** Opening Available data block **

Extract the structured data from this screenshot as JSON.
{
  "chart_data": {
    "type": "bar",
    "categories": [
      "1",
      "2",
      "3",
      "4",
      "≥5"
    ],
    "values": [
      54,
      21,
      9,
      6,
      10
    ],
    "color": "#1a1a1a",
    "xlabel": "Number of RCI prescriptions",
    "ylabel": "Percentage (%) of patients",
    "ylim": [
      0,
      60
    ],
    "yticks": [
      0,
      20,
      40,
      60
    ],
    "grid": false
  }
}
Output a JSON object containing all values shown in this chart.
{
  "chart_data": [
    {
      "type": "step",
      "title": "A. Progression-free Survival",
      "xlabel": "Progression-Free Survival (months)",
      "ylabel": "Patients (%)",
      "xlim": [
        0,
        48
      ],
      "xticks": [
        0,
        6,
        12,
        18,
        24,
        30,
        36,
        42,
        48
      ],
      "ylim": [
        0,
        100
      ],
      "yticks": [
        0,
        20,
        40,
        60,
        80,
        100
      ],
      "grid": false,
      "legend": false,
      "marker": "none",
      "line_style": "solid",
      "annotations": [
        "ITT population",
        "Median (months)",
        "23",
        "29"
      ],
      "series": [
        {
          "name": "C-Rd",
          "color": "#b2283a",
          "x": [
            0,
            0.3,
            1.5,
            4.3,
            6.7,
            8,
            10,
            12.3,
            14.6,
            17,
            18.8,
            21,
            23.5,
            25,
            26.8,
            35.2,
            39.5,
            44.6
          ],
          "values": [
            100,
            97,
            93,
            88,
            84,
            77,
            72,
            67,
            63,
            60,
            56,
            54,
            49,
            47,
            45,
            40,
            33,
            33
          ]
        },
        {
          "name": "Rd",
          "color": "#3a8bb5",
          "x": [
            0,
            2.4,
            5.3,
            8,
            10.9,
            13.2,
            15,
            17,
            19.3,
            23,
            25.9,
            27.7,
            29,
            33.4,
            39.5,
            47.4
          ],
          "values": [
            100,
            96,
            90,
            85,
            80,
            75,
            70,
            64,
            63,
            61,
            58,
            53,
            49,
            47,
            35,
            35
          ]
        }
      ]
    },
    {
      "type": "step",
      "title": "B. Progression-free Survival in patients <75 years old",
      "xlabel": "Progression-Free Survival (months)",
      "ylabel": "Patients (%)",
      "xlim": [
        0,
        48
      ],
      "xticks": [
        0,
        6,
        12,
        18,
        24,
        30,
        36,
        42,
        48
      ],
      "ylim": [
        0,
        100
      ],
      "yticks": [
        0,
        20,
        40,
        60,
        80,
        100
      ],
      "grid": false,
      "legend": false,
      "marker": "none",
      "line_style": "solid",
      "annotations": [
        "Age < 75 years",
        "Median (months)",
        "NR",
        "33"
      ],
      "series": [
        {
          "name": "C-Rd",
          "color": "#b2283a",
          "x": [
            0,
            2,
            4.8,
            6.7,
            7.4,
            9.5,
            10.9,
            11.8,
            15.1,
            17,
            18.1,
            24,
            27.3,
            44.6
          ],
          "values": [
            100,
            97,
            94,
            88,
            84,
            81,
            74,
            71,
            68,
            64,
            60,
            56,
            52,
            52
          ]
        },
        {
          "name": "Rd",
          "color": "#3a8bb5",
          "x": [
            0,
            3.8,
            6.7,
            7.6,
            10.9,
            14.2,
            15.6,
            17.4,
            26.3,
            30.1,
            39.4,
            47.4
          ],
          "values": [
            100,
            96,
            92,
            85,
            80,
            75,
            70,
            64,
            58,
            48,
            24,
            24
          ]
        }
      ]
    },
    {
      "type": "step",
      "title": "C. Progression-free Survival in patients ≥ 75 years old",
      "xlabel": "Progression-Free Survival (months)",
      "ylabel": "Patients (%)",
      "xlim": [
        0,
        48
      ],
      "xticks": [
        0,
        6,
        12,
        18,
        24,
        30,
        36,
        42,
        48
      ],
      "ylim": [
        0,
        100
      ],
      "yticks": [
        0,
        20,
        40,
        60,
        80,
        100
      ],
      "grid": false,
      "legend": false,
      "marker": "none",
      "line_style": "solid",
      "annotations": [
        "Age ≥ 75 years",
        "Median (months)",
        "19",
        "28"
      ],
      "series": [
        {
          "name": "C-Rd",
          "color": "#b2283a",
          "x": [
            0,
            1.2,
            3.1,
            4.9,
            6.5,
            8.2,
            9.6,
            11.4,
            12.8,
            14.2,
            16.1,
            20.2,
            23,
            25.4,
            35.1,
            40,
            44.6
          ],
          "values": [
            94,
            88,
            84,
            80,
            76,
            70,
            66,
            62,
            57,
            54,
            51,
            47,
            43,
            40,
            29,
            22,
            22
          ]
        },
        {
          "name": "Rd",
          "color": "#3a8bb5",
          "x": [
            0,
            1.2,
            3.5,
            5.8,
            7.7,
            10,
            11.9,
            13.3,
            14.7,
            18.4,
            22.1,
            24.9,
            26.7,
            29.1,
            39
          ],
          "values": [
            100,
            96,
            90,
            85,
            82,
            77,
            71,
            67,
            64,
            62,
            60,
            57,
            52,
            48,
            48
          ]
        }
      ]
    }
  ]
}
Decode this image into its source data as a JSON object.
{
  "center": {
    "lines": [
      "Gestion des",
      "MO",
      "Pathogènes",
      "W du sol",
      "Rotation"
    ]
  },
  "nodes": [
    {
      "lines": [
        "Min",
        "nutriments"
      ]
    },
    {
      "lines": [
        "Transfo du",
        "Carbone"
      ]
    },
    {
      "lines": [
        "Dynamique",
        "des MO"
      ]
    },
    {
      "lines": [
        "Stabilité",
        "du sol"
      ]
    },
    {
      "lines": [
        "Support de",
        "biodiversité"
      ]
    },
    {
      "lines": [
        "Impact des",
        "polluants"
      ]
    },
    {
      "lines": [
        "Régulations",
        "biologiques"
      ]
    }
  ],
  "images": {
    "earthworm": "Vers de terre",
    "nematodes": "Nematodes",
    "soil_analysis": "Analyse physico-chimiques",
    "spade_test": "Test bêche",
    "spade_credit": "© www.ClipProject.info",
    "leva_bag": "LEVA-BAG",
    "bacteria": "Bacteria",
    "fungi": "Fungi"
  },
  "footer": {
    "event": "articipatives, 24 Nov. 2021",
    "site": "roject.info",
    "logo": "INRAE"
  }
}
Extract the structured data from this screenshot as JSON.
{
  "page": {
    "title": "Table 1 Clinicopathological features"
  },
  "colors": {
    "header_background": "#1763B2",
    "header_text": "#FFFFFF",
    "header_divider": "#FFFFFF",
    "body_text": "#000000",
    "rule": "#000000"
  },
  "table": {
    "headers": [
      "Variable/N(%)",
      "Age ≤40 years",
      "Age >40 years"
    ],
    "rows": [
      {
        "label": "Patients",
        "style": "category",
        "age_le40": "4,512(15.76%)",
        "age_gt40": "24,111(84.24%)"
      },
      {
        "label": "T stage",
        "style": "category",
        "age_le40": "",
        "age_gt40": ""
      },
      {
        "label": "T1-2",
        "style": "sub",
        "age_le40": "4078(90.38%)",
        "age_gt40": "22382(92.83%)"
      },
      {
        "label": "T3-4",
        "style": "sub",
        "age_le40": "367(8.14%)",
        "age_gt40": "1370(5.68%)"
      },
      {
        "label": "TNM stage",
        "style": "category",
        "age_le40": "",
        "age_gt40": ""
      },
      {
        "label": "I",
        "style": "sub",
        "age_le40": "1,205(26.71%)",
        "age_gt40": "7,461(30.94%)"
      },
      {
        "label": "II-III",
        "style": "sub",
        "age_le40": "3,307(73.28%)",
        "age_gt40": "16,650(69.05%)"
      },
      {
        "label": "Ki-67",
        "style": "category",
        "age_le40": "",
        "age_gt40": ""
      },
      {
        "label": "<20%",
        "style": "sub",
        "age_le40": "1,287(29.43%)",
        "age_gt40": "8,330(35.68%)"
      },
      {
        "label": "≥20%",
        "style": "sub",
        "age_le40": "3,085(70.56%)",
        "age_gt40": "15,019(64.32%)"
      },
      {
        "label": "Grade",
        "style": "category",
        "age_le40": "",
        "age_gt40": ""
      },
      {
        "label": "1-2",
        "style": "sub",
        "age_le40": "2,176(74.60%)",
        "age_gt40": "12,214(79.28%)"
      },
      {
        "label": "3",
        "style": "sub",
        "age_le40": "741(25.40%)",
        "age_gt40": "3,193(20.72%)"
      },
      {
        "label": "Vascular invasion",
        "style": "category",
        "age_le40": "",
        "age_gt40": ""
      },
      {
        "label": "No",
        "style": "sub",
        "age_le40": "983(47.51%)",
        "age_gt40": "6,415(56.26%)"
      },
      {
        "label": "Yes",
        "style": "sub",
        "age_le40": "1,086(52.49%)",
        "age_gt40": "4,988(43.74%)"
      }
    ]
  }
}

** Closing Available data block **

Each line above that includes "JSON" should be shown.

■ **Completed task**:
Extract the structured data from this screenshot as JSON.
Output a JSON object containing all values shown in this chart.
Decode this image into its source data as a JSON object.
Extract the structured data from this screenshot as JSON.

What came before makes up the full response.